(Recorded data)
_ _ _ _ _

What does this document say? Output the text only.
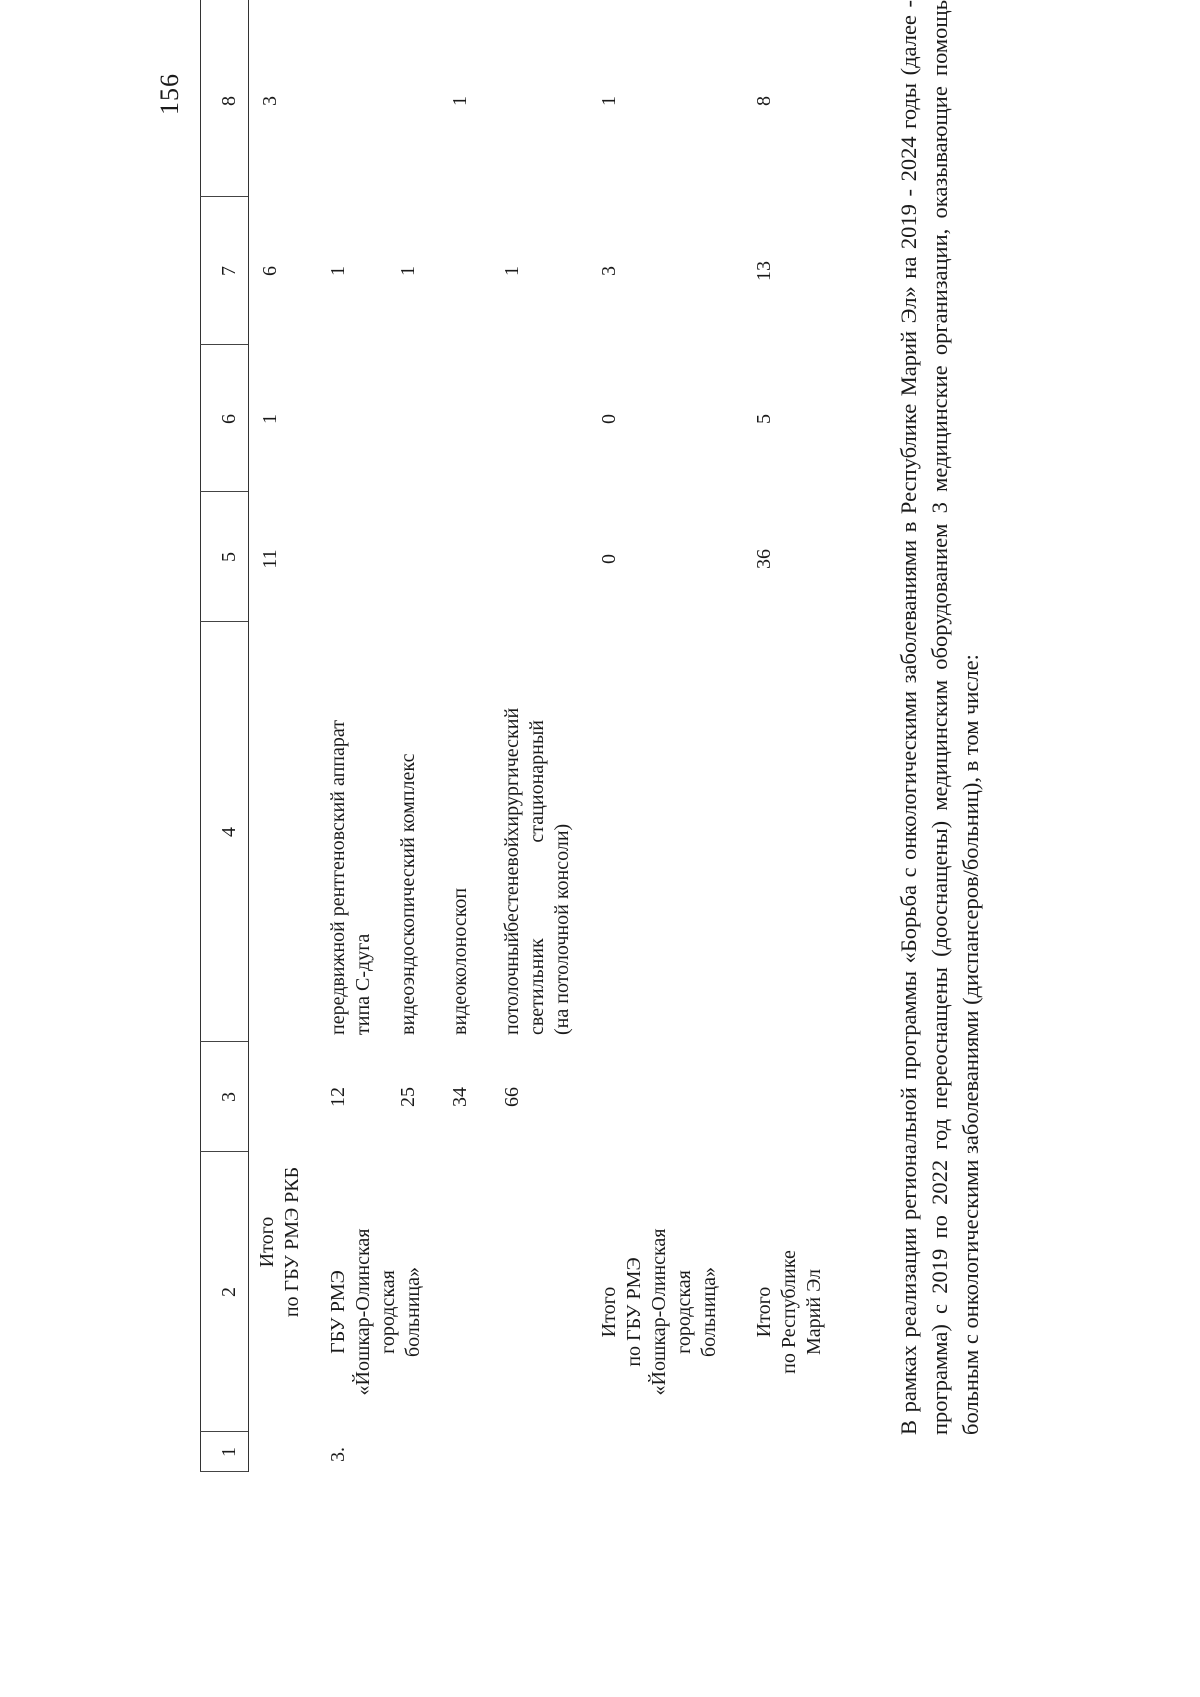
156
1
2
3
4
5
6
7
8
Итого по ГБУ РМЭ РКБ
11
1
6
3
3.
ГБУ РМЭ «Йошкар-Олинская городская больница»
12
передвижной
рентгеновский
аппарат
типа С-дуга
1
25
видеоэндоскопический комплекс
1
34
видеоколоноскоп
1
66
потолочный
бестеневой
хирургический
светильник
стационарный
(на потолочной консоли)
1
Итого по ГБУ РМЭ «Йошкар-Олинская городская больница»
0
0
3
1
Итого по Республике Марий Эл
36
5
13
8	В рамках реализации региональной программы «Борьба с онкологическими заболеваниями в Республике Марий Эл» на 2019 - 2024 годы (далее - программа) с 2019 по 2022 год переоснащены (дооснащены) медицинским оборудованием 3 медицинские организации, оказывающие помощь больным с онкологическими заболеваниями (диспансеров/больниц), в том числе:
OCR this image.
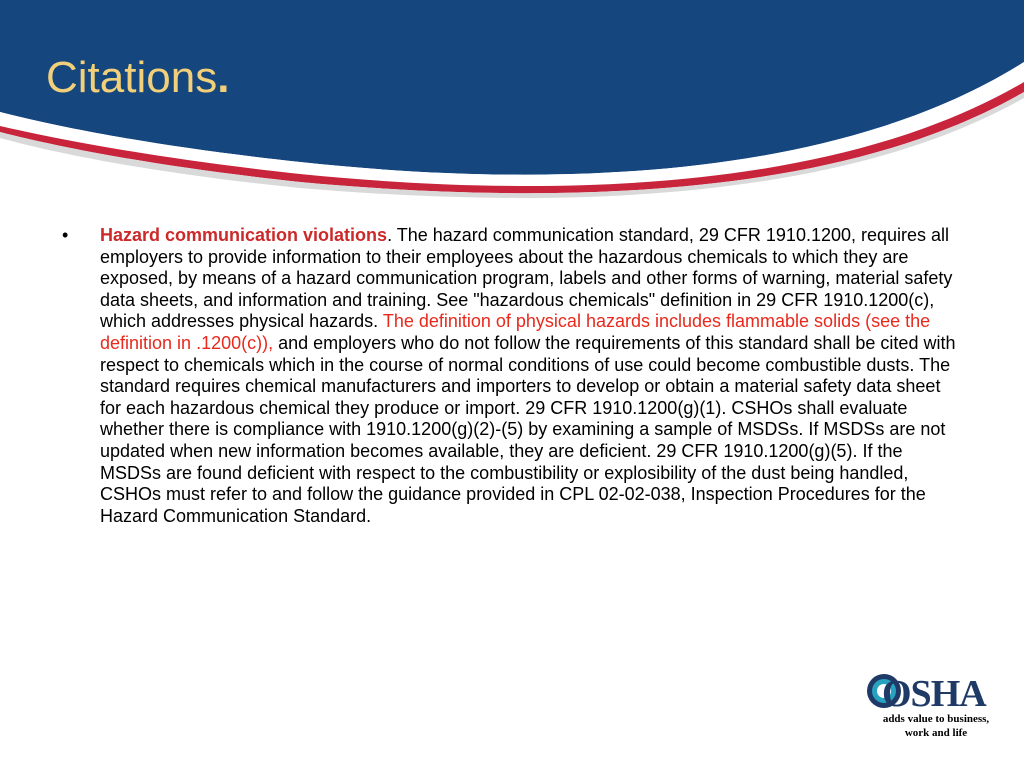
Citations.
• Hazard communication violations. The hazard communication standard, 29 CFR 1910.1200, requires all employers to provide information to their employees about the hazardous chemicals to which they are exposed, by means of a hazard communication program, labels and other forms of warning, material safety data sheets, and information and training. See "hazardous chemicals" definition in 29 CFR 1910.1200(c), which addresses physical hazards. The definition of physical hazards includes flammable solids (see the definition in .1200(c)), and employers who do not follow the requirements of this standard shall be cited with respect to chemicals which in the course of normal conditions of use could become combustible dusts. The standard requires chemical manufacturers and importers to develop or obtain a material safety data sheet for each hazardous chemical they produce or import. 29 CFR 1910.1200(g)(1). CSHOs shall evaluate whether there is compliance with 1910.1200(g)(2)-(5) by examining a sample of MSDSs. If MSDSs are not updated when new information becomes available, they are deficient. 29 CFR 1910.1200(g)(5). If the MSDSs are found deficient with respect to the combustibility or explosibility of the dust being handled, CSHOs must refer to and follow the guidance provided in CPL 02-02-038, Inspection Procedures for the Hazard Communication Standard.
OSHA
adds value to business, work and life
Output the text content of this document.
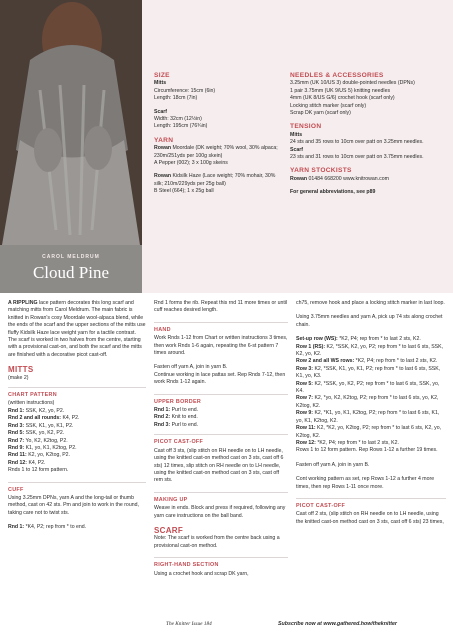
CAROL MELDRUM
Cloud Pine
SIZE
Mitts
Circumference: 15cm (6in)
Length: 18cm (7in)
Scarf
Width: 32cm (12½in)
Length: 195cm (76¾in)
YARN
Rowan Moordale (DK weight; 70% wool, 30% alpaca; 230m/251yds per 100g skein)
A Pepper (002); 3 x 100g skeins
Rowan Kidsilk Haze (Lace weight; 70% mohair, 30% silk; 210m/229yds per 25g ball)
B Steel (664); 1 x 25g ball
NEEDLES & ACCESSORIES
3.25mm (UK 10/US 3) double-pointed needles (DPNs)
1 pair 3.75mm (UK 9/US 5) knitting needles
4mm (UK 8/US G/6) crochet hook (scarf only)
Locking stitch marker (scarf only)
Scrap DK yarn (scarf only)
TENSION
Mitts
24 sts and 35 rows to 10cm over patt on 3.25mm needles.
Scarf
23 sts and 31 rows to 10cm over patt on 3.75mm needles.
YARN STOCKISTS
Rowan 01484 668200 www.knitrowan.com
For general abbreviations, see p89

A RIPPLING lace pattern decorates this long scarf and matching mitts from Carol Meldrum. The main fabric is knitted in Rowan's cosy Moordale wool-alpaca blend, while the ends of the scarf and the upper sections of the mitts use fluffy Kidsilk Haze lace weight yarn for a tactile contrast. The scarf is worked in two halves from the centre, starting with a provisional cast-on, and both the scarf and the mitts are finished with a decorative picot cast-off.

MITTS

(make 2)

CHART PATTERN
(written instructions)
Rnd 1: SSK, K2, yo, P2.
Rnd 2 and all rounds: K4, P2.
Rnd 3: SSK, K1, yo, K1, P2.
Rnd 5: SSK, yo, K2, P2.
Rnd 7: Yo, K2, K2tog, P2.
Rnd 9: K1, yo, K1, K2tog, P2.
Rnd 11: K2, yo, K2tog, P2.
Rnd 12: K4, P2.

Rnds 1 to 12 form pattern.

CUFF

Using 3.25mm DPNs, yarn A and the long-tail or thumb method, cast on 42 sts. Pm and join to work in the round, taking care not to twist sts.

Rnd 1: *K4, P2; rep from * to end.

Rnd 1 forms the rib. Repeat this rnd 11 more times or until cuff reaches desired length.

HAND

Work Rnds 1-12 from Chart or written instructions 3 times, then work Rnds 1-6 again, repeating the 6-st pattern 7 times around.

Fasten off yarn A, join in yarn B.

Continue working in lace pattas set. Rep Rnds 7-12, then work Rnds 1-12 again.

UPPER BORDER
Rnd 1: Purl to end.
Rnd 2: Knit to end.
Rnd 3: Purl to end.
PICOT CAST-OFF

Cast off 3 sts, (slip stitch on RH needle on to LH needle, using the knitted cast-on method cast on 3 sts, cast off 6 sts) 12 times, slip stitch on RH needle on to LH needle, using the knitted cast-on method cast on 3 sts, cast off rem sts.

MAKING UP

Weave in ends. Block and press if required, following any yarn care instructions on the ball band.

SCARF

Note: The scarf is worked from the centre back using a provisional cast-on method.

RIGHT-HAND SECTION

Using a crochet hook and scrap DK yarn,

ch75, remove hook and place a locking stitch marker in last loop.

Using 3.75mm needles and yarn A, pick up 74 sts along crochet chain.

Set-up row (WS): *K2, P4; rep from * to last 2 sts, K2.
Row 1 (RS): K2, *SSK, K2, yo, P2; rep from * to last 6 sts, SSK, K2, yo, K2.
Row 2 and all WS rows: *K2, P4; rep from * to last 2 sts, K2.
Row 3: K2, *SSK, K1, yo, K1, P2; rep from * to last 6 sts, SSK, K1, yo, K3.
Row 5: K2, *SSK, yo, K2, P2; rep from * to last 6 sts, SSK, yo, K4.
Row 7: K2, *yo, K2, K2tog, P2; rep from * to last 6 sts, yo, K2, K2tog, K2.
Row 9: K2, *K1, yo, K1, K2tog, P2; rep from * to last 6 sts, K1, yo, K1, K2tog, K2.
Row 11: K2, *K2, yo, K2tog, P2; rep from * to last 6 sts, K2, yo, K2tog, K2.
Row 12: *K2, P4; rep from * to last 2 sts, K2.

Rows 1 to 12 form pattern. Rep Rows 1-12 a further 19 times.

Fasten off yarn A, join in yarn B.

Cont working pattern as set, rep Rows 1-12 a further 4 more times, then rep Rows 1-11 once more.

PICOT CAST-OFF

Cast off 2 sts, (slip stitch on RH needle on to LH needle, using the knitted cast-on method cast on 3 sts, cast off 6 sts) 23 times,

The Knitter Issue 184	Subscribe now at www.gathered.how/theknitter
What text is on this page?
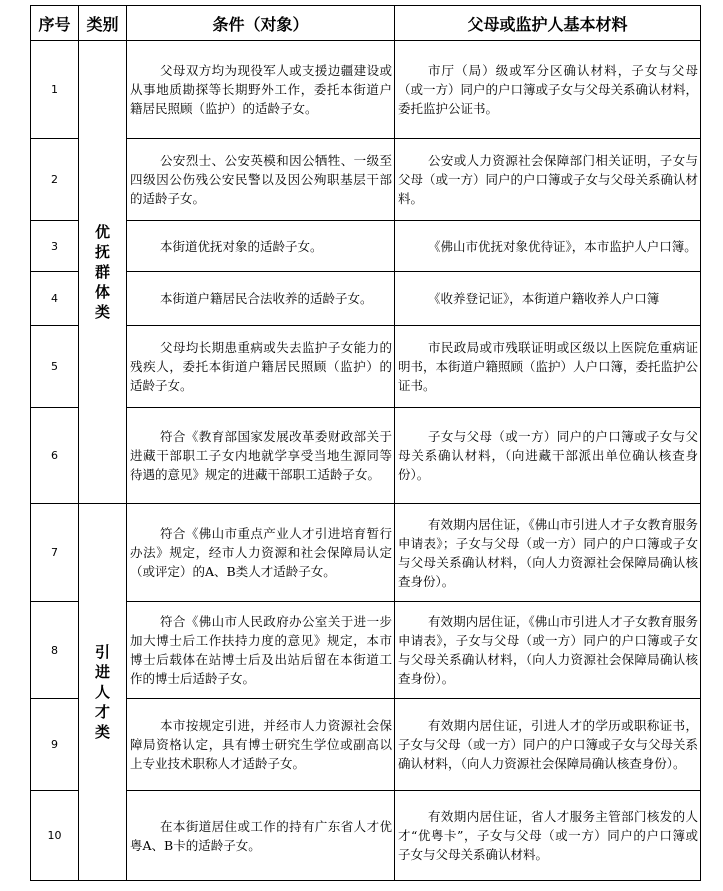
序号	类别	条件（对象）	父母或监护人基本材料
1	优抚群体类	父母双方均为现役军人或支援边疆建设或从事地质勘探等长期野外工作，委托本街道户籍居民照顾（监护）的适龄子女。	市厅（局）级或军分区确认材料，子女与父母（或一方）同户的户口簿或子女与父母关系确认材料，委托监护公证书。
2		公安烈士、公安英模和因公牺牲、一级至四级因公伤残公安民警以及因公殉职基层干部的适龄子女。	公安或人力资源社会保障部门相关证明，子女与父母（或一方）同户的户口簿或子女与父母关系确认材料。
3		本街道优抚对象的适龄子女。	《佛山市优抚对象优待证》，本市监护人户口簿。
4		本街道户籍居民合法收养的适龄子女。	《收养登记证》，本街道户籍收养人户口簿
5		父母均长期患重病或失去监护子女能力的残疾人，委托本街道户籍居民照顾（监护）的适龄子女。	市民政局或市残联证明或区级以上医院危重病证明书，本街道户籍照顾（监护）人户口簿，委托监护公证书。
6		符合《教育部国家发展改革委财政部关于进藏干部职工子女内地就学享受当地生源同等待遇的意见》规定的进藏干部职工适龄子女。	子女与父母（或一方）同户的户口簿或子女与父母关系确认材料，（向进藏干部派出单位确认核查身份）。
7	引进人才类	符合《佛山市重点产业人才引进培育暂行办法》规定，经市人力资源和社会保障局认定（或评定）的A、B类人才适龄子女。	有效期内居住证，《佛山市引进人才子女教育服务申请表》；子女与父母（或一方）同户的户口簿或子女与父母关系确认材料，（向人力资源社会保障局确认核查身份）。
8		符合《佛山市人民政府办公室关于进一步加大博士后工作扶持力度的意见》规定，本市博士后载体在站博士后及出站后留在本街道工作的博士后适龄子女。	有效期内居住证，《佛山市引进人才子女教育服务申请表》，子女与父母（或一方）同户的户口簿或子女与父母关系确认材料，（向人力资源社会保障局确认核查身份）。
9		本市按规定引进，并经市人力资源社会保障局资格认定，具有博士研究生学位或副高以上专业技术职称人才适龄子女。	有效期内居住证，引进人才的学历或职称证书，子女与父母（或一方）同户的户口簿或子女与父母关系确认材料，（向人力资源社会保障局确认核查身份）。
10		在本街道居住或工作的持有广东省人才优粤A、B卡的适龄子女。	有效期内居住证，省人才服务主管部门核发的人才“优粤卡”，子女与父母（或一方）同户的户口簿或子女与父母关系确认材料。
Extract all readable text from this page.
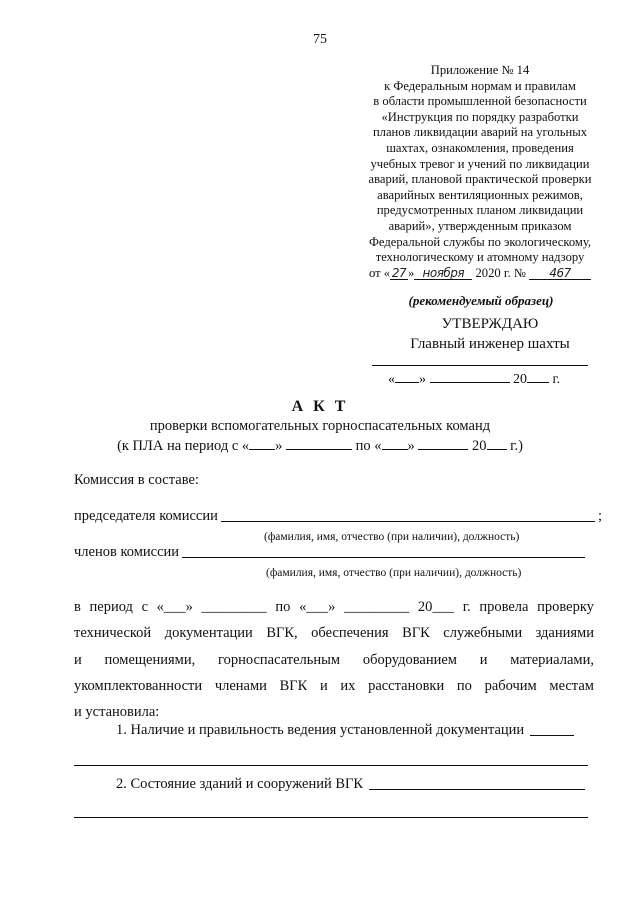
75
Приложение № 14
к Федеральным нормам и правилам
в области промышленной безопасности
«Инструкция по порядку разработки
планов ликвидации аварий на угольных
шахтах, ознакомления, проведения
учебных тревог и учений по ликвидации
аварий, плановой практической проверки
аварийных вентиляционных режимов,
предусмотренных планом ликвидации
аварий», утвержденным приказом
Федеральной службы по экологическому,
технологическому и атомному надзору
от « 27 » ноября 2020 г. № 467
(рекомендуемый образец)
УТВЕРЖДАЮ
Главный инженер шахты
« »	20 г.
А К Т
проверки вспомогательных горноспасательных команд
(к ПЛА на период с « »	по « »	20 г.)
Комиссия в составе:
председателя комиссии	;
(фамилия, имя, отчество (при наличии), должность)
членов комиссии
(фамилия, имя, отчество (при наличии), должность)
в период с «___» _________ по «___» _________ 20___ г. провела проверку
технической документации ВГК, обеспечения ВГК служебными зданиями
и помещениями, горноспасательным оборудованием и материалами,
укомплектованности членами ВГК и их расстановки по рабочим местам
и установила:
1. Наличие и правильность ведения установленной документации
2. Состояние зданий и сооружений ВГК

_ _ _ _ _

### What is being asked
State the number of lines in the records that include "slip", and write nothing else.

### Answer below
2